━━ SOURCE RECORDS ━━

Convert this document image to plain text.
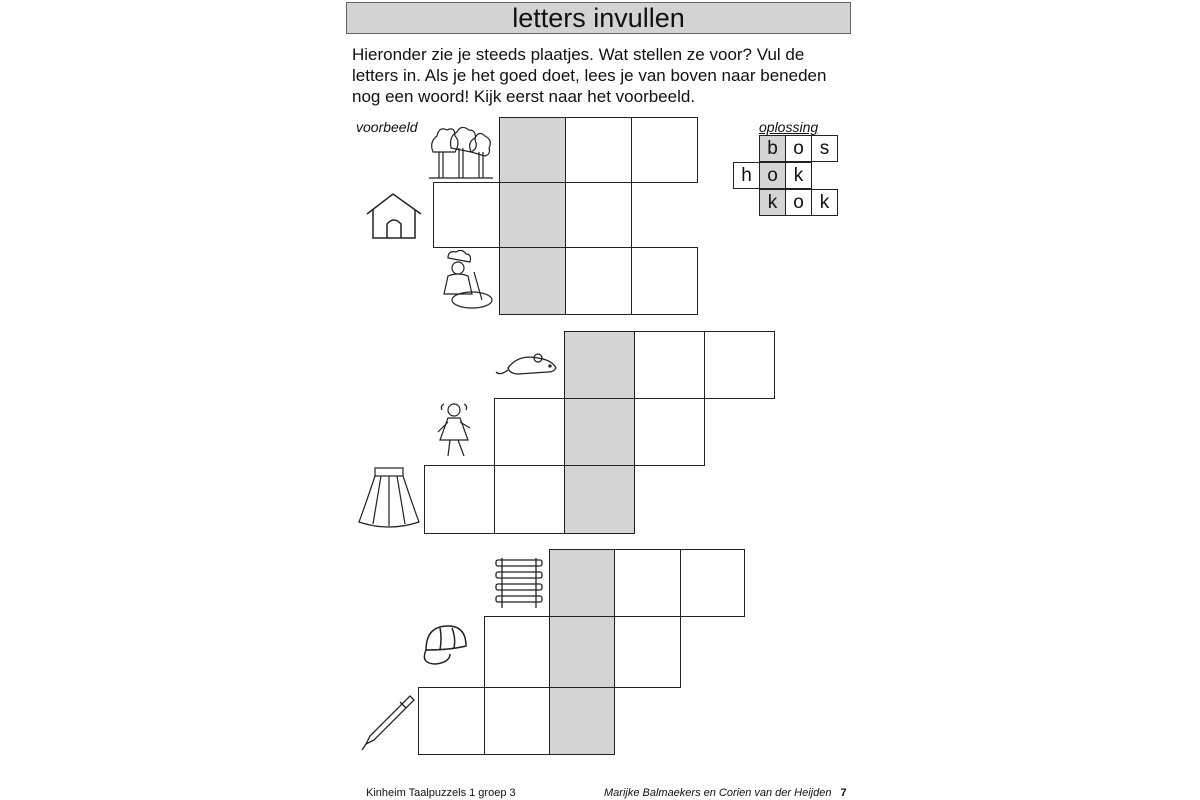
letters invullen
Hieronder zie je steeds plaatjes. Wat stellen ze voor? Vul de letters in. Als je het goed doet, lees je van boven naar beneden nog een woord! Kijk eerst naar het voorbeeld.
voorbeeld	oplossing
b o s
h o k
k o k
Kinheim Taalpuzzels 1 groep 3	Marijke Balmaekers en Corien van der Heijden 7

━━━

● **STATED PROBLEM**: Print the entries above exactly, taking out only the pictures.

● **THE OUTPUT**:
Convert this document image to plain text.
letters invullen
Hieronder zie je steeds plaatjes. Wat stellen ze voor? Vul de letters in. Als je het goed doet, lees je van boven naar beneden nog een woord! Kijk eerst naar het voorbeeld.
voorbeeld	oplossing
b o s
h o k
k o k
Kinheim Taalpuzzels 1 groep 3	Marijke Balmaekers en Corien van der Heijden 7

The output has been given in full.